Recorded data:
---

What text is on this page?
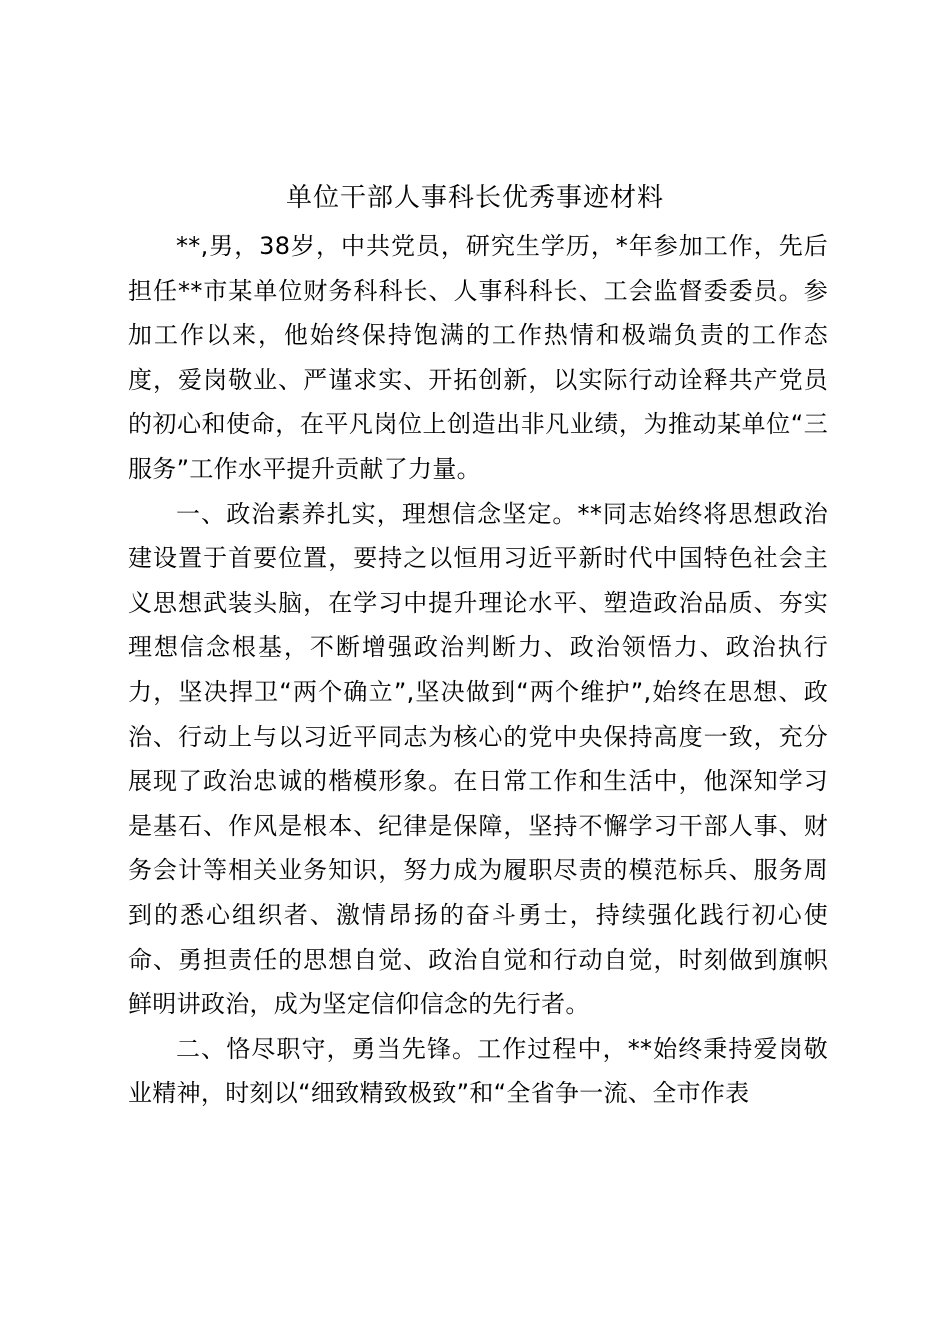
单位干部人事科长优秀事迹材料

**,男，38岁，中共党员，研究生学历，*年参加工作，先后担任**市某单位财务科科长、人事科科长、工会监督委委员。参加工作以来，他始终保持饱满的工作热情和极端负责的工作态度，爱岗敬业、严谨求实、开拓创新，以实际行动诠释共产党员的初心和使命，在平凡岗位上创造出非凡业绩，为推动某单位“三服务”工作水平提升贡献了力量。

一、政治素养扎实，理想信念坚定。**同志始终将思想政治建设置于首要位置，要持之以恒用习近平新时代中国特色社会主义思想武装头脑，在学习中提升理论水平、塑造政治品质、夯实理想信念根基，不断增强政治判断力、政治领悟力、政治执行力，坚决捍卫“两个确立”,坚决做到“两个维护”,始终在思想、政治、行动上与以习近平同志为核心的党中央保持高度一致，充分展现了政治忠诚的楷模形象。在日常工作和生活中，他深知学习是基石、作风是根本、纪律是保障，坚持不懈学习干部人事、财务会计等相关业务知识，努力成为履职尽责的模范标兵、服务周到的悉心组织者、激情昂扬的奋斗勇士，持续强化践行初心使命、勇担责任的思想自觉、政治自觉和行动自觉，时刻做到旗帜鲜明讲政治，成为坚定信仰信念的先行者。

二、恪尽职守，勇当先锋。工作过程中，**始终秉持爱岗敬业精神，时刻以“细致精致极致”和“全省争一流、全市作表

---

— WRITTEN EXERCISE —
Repeat each line of the records above exactly, but do not copy the pictures.

— SOLUTION FOR THIS TASK —
What text is on this page?
单位干部人事科长优秀事迹材料

**,男，38岁，中共党员，研究生学历，*年参加工作，先后担任**市某单位财务科科长、人事科科长、工会监督委委员。参加工作以来，他始终保持饱满的工作热情和极端负责的工作态度，爱岗敬业、严谨求实、开拓创新，以实际行动诠释共产党员的初心和使命，在平凡岗位上创造出非凡业绩，为推动某单位“三服务”工作水平提升贡献了力量。

一、政治素养扎实，理想信念坚定。**同志始终将思想政治建设置于首要位置，要持之以恒用习近平新时代中国特色社会主义思想武装头脑，在学习中提升理论水平、塑造政治品质、夯实理想信念根基，不断增强政治判断力、政治领悟力、政治执行力，坚决捍卫“两个确立”,坚决做到“两个维护”,始终在思想、政治、行动上与以习近平同志为核心的党中央保持高度一致，充分展现了政治忠诚的楷模形象。在日常工作和生活中，他深知学习是基石、作风是根本、纪律是保障，坚持不懈学习干部人事、财务会计等相关业务知识，努力成为履职尽责的模范标兵、服务周到的悉心组织者、激情昂扬的奋斗勇士，持续强化践行初心使命、勇担责任的思想自觉、政治自觉和行动自觉，时刻做到旗帜鲜明讲政治，成为坚定信仰信念的先行者。

二、恪尽职守，勇当先锋。工作过程中，**始终秉持爱岗敬业精神，时刻以“细致精致极致”和“全省争一流、全市作表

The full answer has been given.